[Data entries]
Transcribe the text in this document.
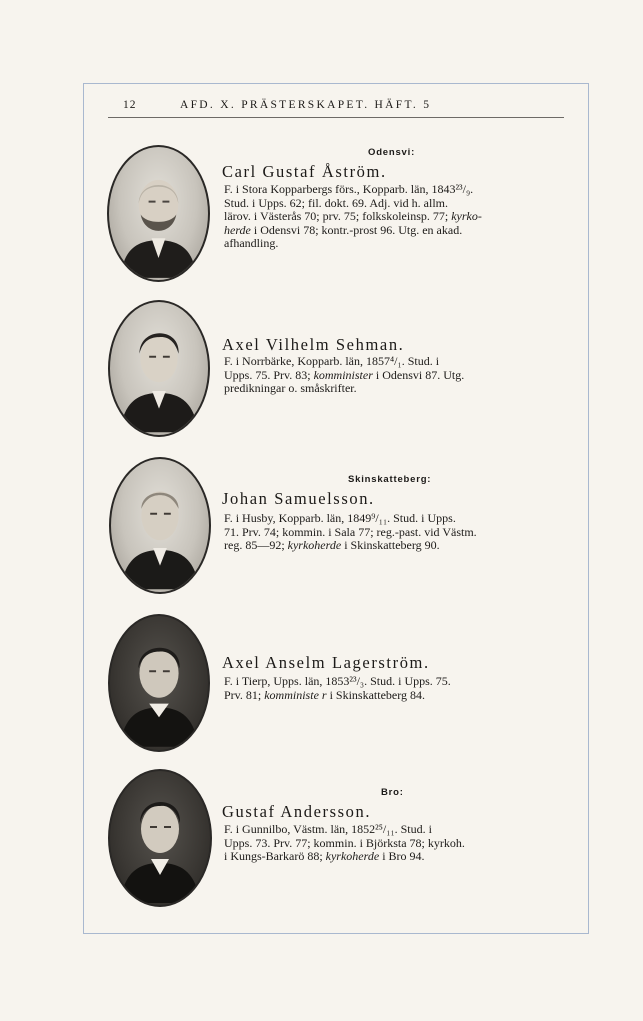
12	AFD. X. PRÄSTERSKAPET. HÄFT. 5
Odensvi:
Skinskatteberg:
Bro:
Carl Gustaf Åström.
Axel Vilhelm Sehman.
Johan Samuelsson.
Axel Anselm Lagerström.
Gustaf Andersson.
F. i Stora Kopparbergs förs., Kopparb. län, 1843²³/₉.
Stud. i Upps. 62; fil. dokt. 69. Adj. vid h. allm.
lärov. i Västerås 70; prv. 75; folkskoleinsp. 77; kyrko-
herde i Odensvi 78; kontr.-prost 96. Utg. en akad.
afhandling.
F. i Norrbärke, Kopparb. län, 1857⁴/₁. Stud. i
Upps. 75. Prv. 83; komminister i Odensvi 87. Utg.
predikningar o. småskrifter.
F. i Husby, Kopparb. län, 1849⁹/₁₁. Stud. i Upps.
71. Prv. 74; kommin. i Sala 77; reg.-past. vid Västm.
reg. 85—92; kyrkoherde i Skinskatteberg 90.
F. i Tierp, Upps. län, 1853²³/₃. Stud. i Upps. 75.
Prv. 81; komministe r i Skinskatteberg 84.
F. i Gunnilbo, Västm. län, 1852²⁵/₁₁. Stud. i
Upps. 73. Prv. 77; kommin. i Björksta 78; kyrkoh.
i Kungs-Barkarö 88; kyrkoherde i Bro 94.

● The task: Restate the data above exactly, stripping out each image.

● Output:
Transcribe the text in this document.
12	AFD. X. PRÄSTERSKAPET. HÄFT. 5
Odensvi:
Skinskatteberg:
Bro:
Carl Gustaf Åström.
Axel Vilhelm Sehman.
Johan Samuelsson.
Axel Anselm Lagerström.
Gustaf Andersson.
F. i Stora Kopparbergs förs., Kopparb. län, 1843²³/₉.
Stud. i Upps. 62; fil. dokt. 69. Adj. vid h. allm.
lärov. i Västerås 70; prv. 75; folkskoleinsp. 77; kyrko-
herde i Odensvi 78; kontr.-prost 96. Utg. en akad.
afhandling.
F. i Norrbärke, Kopparb. län, 1857⁴/₁. Stud. i
Upps. 75. Prv. 83; komminister i Odensvi 87. Utg.
predikningar o. småskrifter.
F. i Husby, Kopparb. län, 1849⁹/₁₁. Stud. i Upps.
71. Prv. 74; kommin. i Sala 77; reg.-past. vid Västm.
reg. 85—92; kyrkoherde i Skinskatteberg 90.
F. i Tierp, Upps. län, 1853²³/₃. Stud. i Upps. 75.
Prv. 81; komministe r i Skinskatteberg 84.
F. i Gunnilbo, Västm. län, 1852²⁵/₁₁. Stud. i
Upps. 73. Prv. 77; kommin. i Björksta 78; kyrkoh.
i Kungs-Barkarö 88; kyrkoherde i Bro 94.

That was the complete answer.